** BEGIN **
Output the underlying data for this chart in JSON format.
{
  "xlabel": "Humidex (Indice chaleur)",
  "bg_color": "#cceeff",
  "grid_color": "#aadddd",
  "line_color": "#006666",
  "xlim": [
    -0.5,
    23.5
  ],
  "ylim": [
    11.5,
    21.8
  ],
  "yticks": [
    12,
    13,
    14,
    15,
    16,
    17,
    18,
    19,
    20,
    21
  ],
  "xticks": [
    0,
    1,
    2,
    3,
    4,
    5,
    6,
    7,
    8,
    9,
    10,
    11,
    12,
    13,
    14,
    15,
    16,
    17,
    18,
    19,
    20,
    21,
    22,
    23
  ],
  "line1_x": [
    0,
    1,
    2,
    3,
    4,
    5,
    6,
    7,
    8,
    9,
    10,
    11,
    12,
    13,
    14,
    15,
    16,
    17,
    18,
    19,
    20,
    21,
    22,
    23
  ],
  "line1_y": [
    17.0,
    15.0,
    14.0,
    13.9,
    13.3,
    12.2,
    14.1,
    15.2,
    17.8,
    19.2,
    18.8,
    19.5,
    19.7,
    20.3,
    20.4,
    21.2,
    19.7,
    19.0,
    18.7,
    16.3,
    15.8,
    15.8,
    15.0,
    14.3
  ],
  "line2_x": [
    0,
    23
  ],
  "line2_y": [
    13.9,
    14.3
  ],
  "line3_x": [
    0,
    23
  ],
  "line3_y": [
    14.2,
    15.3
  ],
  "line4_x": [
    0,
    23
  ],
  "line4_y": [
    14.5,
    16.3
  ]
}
** END **
● What you need to do
Copy all the entries verbatim.

● Response for this exercise
Output the underlying data for this chart in JSON format.
{
  "xlabel": "Humidex (Indice chaleur)",
  "bg_color": "#cceeff",
  "grid_color": "#aadddd",
  "line_color": "#006666",
  "xlim": [
    -0.5,
    23.5
  ],
  "ylim": [
    11.5,
    21.8
  ],
  "yticks": [
    12,
    13,
    14,
    15,
    16,
    17,
    18,
    19,
    20,
    21
  ],
  "xticks": [
    0,
    1,
    2,
    3,
    4,
    5,
    6,
    7,
    8,
    9,
    10,
    11,
    12,
    13,
    14,
    15,
    16,
    17,
    18,
    19,
    20,
    21,
    22,
    23
  ],
  "line1_x": [
    0,
    1,
    2,
    3,
    4,
    5,
    6,
    7,
    8,
    9,
    10,
    11,
    12,
    13,
    14,
    15,
    16,
    17,
    18,
    19,
    20,
    21,
    22,
    23
  ],
  "line1_y": [
    17.0,
    15.0,
    14.0,
    13.9,
    13.3,
    12.2,
    14.1,
    15.2,
    17.8,
    19.2,
    18.8,
    19.5,
    19.7,
    20.3,
    20.4,
    21.2,
    19.7,
    19.0,
    18.7,
    16.3,
    15.8,
    15.8,
    15.0,
    14.3
  ],
  "line2_x": [
    0,
    23
  ],
  "line2_y": [
    13.9,
    14.3
  ],
  "line3_x": [
    0,
    23
  ],
  "line3_y": [
    14.2,
    15.3
  ],
  "line4_x": [
    0,
    23
  ],
  "line4_y": [
    14.5,
    16.3
  ]
}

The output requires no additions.